**SHORT TASK**
Of all the lines here, how many include the string "Precipitation"? Answer with the number only.

**Records from a collection of figures**
Begin

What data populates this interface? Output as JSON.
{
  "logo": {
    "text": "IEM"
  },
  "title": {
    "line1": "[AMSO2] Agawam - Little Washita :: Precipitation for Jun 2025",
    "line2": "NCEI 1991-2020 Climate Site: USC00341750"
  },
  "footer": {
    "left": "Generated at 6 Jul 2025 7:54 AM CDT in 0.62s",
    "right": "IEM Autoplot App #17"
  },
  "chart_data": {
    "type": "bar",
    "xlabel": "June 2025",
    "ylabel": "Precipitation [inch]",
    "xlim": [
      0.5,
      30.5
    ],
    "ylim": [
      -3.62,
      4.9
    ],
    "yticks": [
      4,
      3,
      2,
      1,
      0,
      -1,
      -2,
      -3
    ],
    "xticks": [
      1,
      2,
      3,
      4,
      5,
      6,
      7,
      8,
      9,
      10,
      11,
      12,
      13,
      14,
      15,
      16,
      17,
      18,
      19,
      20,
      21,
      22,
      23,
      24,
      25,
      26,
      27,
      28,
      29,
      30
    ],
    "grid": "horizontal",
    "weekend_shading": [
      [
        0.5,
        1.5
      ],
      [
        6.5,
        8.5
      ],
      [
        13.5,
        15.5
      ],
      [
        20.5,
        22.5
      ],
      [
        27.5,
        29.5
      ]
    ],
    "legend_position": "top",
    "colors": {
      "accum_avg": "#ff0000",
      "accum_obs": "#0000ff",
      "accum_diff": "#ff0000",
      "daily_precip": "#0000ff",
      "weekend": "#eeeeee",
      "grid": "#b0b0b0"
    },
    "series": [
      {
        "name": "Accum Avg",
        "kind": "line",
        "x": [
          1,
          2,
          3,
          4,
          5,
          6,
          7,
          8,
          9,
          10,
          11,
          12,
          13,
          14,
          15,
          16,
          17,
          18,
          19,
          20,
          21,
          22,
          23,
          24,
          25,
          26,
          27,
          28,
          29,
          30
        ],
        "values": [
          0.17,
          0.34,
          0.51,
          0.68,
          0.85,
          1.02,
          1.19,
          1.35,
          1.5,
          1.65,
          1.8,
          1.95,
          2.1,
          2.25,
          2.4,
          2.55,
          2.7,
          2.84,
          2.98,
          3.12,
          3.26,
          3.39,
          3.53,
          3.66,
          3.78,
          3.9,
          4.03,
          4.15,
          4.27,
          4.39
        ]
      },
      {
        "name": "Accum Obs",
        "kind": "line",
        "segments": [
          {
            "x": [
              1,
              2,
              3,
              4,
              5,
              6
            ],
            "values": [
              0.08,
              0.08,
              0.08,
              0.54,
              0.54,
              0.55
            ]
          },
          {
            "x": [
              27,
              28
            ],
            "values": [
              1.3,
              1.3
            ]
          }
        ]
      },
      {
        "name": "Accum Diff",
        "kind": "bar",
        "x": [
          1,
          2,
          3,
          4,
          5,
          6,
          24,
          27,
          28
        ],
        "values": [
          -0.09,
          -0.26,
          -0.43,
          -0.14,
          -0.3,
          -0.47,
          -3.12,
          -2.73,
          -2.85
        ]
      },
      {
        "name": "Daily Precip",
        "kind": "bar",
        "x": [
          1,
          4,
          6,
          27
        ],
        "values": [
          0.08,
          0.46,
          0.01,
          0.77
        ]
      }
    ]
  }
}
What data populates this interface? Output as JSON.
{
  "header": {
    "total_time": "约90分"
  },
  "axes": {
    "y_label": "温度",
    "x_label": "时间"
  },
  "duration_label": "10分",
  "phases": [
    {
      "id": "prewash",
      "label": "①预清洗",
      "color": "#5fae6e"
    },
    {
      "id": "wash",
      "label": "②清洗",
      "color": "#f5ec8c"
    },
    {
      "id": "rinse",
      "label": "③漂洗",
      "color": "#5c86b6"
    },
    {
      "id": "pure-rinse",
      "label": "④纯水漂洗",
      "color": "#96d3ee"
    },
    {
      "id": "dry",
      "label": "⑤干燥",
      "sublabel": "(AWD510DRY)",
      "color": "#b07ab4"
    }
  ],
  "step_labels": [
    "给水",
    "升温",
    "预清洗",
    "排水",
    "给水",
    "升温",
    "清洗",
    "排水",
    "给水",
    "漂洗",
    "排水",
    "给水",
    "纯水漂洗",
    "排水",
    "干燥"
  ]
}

End

**EXERCISE ANSWER**
2